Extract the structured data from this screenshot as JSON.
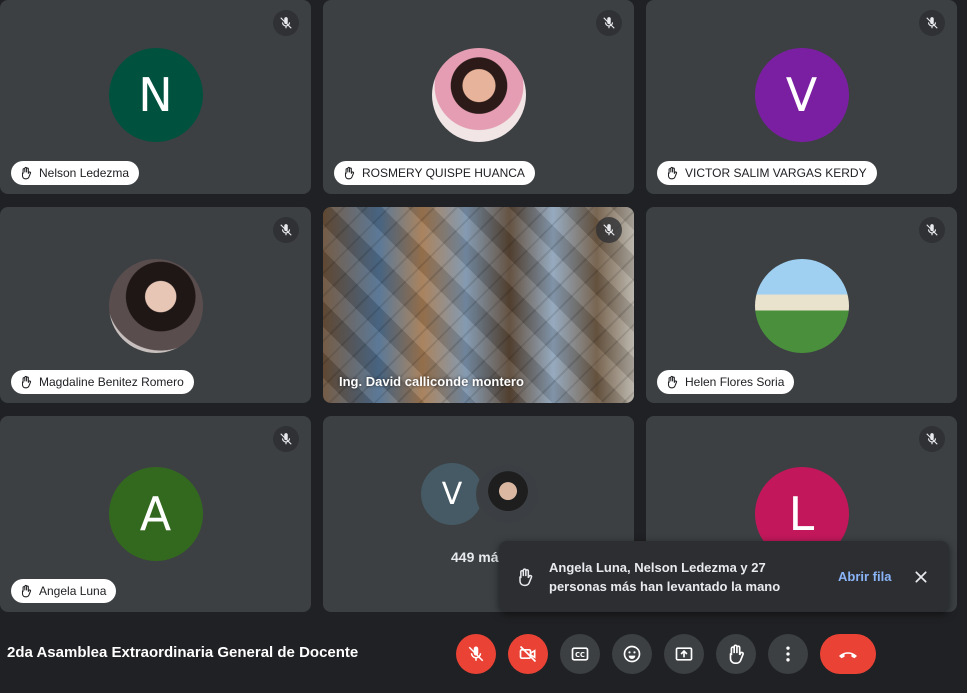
{
  "meeting": {
    "title": "2da Asamblea Extraordinaria General de Docente"
  },
  "participants": [
    {
      "name": "Nelson Ledezma",
      "initial": "N",
      "color": "#01513f"
    },
    {
      "name": "ROSMERY QUISPE HUANCA",
      "photo": "woman-portrait"
    },
    {
      "name": "VICTOR SALIM VARGAS KERDY",
      "initial": "V",
      "color": "#7b1fa2"
    },
    {
      "name": "Magdaline Benitez Romero",
      "photo": "woman-portrait"
    },
    {
      "name": "Ing. David calliconde montero",
      "video": "chevron-wood-background"
    },
    {
      "name": "Helen Flores Soria",
      "photo": "group-beach-photo"
    },
    {
      "name": "Angela Luna",
      "initial": "A",
      "color": "#33691e"
    },
    {
      "group": {
        "initial": "V",
        "color": "#455a64",
        "more_label": "449 más"
      }
    },
    {
      "initial": "L",
      "color": "#c2185b"
    }
  ],
  "toast": {
    "text": "Angela Luna, Nelson Ledezma y 27 personas más han levantado la mano",
    "action": "Abrir fila",
    "icon": "raised-hand-icon"
  },
  "controls": [
    {
      "name": "mic-off-icon",
      "color": "#ea4335"
    },
    {
      "name": "camera-off-icon",
      "color": "#ea4335"
    },
    {
      "name": "captions-icon",
      "color": "#3c4043"
    },
    {
      "name": "emoji-icon",
      "color": "#3c4043"
    },
    {
      "name": "present-screen-icon",
      "color": "#3c4043"
    },
    {
      "name": "raise-hand-icon",
      "color": "#3c4043"
    },
    {
      "name": "more-options-icon",
      "color": "#3c4043"
    },
    {
      "name": "end-call-icon",
      "color": "#ea4335"
    }
  ]
}
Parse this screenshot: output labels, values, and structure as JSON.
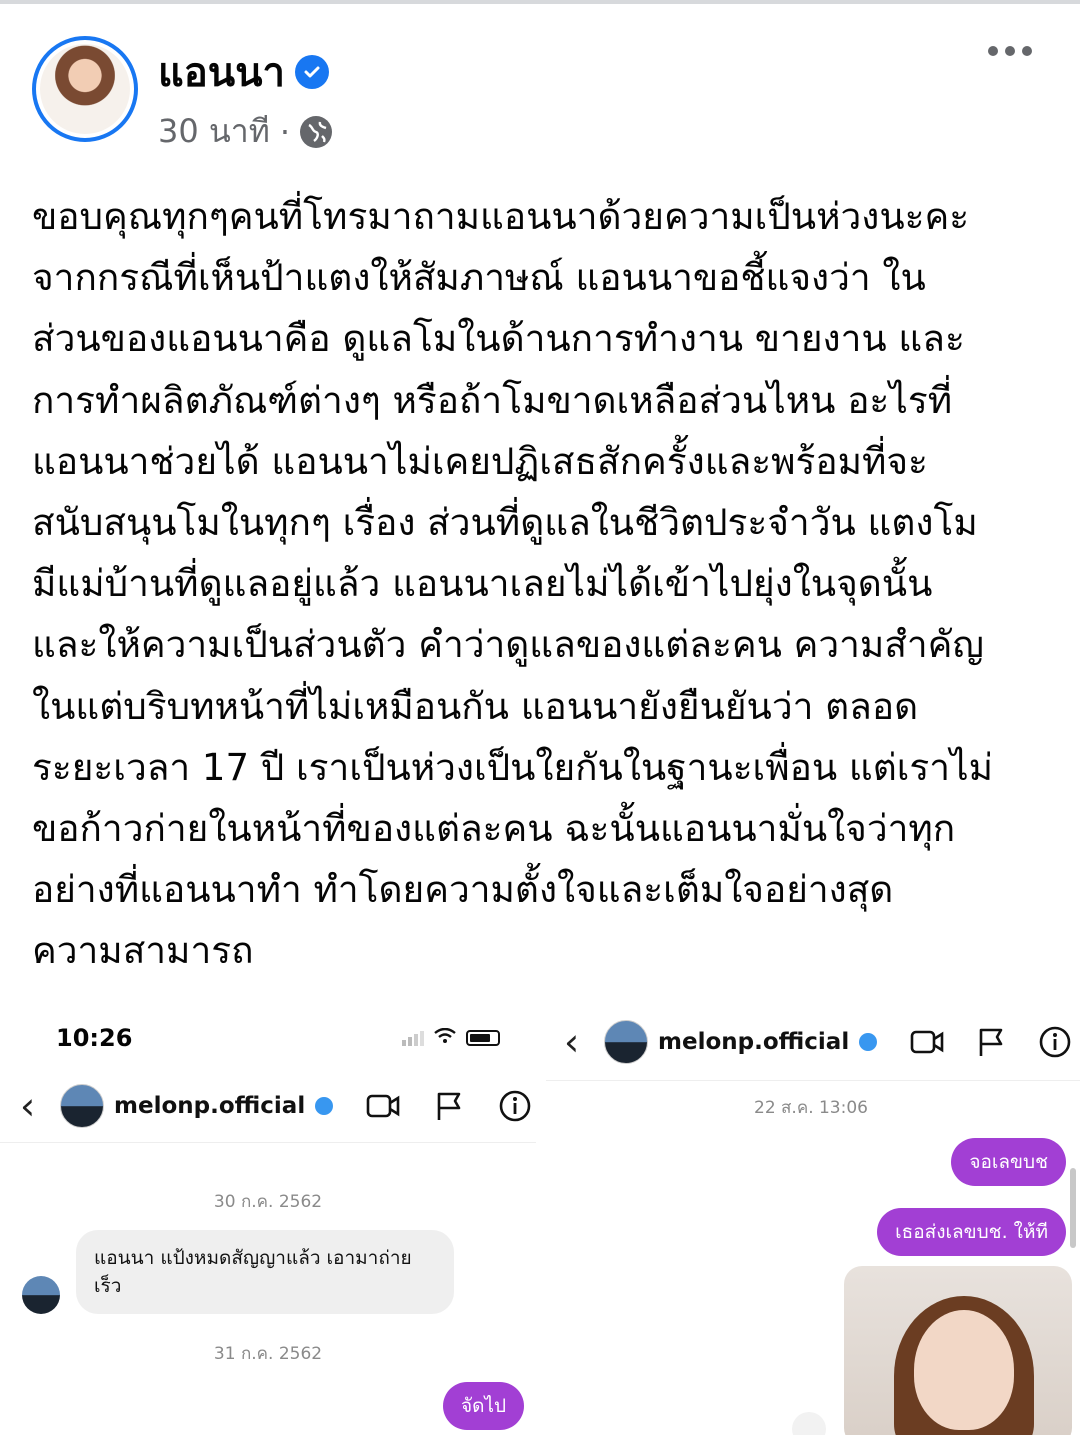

#####

Problem description.
Reproduce every line of the material precisely, omitting its pictures.

Written solution.
Extract the structured data from this screenshot as JSON.
{
  "meeting": {
    "title": "2da Asamblea Extraordinaria General de Docente"
  },
  "participants": [
    {
      "name": "Nelson Ledezma",
      "initial": "N",
      "color": "#01513f"
    },
    {
      "name": "ROSMERY QUISPE HUANCA",
      "photo": "woman-portrait"
    },
    {
      "name": "VICTOR SALIM VARGAS KERDY",
      "initial": "V",
      "color": "#7b1fa2"
    },
    {
      "name": "Magdaline Benitez Romero",
      "photo": "woman-portrait"
    },
    {
      "name": "Ing. David calliconde montero",
      "video": "chevron-wood-background"
    },
    {
      "name": "Helen Flores Soria",
      "photo": "group-beach-photo"
    },
    {
      "name": "Angela Luna",
      "initial": "A",
      "color": "#33691e"
    },
    {
      "group": {
        "initial": "V",
        "color": "#455a64",
        "more_label": "449 más"
      }
    },
    {
      "initial": "L",
      "color": "#c2185b"
    }
  ],
  "toast": {
    "text": "Angela Luna, Nelson Ledezma y 27 personas más han levantado la mano",
    "action": "Abrir fila",
    "icon": "raised-hand-icon"
  },
  "controls": [
    {
      "name": "mic-off-icon",
      "color": "#ea4335"
    },
    {
      "name": "camera-off-icon",
      "color": "#ea4335"
    },
    {
      "name": "captions-icon",
      "color": "#3c4043"
    },
    {
      "name": "emoji-icon",
      "color": "#3c4043"
    },
    {
      "name": "present-screen-icon",
      "color": "#3c4043"
    },
    {
      "name": "raise-hand-icon",
      "color": "#3c4043"
    },
    {
      "name": "more-options-icon",
      "color": "#3c4043"
    },
    {
      "name": "end-call-icon",
      "color": "#ea4335"
    }
  ]
}
Parse this screenshot: output labels, values, and structure as JSON.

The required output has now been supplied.